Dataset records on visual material
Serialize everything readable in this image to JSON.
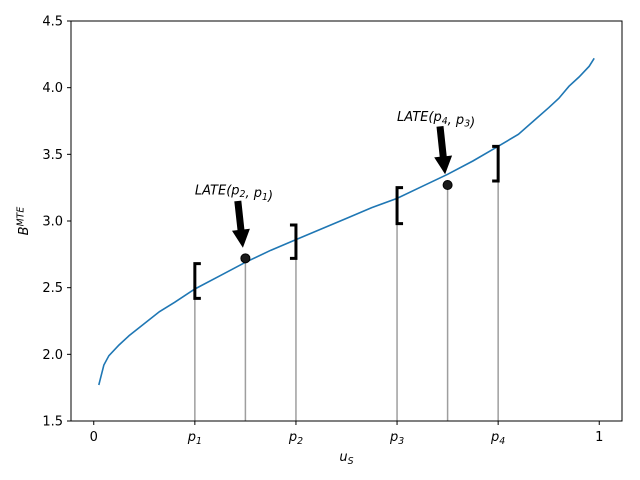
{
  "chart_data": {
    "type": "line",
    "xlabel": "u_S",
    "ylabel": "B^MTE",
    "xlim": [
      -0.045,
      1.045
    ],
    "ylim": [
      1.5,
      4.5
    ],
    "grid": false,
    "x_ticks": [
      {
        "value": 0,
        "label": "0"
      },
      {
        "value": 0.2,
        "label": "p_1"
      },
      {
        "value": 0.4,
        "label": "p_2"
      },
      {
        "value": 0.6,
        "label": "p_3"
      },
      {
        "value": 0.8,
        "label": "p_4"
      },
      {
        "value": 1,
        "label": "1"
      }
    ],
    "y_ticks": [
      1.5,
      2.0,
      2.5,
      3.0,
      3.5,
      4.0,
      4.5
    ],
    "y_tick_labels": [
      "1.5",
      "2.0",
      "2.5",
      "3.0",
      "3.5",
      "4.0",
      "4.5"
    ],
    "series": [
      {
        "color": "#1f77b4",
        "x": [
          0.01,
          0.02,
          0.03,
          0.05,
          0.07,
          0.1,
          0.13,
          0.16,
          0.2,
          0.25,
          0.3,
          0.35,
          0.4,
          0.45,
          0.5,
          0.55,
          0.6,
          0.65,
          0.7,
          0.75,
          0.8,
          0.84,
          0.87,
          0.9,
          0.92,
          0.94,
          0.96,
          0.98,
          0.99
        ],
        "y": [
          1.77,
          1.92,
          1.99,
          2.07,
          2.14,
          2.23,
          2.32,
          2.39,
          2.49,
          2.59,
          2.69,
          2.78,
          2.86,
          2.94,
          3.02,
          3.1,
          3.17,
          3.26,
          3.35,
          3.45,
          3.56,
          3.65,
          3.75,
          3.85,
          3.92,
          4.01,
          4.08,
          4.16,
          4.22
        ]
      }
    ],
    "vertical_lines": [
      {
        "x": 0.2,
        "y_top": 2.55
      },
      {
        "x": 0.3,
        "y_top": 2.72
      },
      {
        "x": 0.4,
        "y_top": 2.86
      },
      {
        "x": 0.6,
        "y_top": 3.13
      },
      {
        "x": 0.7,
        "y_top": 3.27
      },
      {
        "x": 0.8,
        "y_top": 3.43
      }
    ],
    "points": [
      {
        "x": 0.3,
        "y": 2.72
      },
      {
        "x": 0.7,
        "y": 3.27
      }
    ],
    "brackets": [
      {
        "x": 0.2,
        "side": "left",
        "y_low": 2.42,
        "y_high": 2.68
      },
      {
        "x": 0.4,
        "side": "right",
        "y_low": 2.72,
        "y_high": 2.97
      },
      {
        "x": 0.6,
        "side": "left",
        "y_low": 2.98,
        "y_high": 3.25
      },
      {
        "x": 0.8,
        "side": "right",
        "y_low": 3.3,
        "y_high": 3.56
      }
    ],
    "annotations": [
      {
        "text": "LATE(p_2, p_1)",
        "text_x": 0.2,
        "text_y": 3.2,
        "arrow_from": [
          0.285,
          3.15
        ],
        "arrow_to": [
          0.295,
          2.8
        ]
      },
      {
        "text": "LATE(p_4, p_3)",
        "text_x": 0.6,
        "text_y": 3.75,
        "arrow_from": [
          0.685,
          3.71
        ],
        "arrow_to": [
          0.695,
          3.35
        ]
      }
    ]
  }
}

• _Work required_: Repeat the entries exactly. Pictures are excluded from the copy.

• _Right answer_:
Serialize everything readable in this image to JSON.
{
  "chart_data": {
    "type": "line",
    "xlabel": "u_S",
    "ylabel": "B^MTE",
    "xlim": [
      -0.045,
      1.045
    ],
    "ylim": [
      1.5,
      4.5
    ],
    "grid": false,
    "x_ticks": [
      {
        "value": 0,
        "label": "0"
      },
      {
        "value": 0.2,
        "label": "p_1"
      },
      {
        "value": 0.4,
        "label": "p_2"
      },
      {
        "value": 0.6,
        "label": "p_3"
      },
      {
        "value": 0.8,
        "label": "p_4"
      },
      {
        "value": 1,
        "label": "1"
      }
    ],
    "y_ticks": [
      1.5,
      2.0,
      2.5,
      3.0,
      3.5,
      4.0,
      4.5
    ],
    "y_tick_labels": [
      "1.5",
      "2.0",
      "2.5",
      "3.0",
      "3.5",
      "4.0",
      "4.5"
    ],
    "series": [
      {
        "color": "#1f77b4",
        "x": [
          0.01,
          0.02,
          0.03,
          0.05,
          0.07,
          0.1,
          0.13,
          0.16,
          0.2,
          0.25,
          0.3,
          0.35,
          0.4,
          0.45,
          0.5,
          0.55,
          0.6,
          0.65,
          0.7,
          0.75,
          0.8,
          0.84,
          0.87,
          0.9,
          0.92,
          0.94,
          0.96,
          0.98,
          0.99
        ],
        "y": [
          1.77,
          1.92,
          1.99,
          2.07,
          2.14,
          2.23,
          2.32,
          2.39,
          2.49,
          2.59,
          2.69,
          2.78,
          2.86,
          2.94,
          3.02,
          3.1,
          3.17,
          3.26,
          3.35,
          3.45,
          3.56,
          3.65,
          3.75,
          3.85,
          3.92,
          4.01,
          4.08,
          4.16,
          4.22
        ]
      }
    ],
    "vertical_lines": [
      {
        "x": 0.2,
        "y_top": 2.55
      },
      {
        "x": 0.3,
        "y_top": 2.72
      },
      {
        "x": 0.4,
        "y_top": 2.86
      },
      {
        "x": 0.6,
        "y_top": 3.13
      },
      {
        "x": 0.7,
        "y_top": 3.27
      },
      {
        "x": 0.8,
        "y_top": 3.43
      }
    ],
    "points": [
      {
        "x": 0.3,
        "y": 2.72
      },
      {
        "x": 0.7,
        "y": 3.27
      }
    ],
    "brackets": [
      {
        "x": 0.2,
        "side": "left",
        "y_low": 2.42,
        "y_high": 2.68
      },
      {
        "x": 0.4,
        "side": "right",
        "y_low": 2.72,
        "y_high": 2.97
      },
      {
        "x": 0.6,
        "side": "left",
        "y_low": 2.98,
        "y_high": 3.25
      },
      {
        "x": 0.8,
        "side": "right",
        "y_low": 3.3,
        "y_high": 3.56
      }
    ],
    "annotations": [
      {
        "text": "LATE(p_2, p_1)",
        "text_x": 0.2,
        "text_y": 3.2,
        "arrow_from": [
          0.285,
          3.15
        ],
        "arrow_to": [
          0.295,
          2.8
        ]
      },
      {
        "text": "LATE(p_4, p_3)",
        "text_x": 0.6,
        "text_y": 3.75,
        "arrow_from": [
          0.685,
          3.71
        ],
        "arrow_to": [
          0.695,
          3.35
        ]
      }
    ]
  }
}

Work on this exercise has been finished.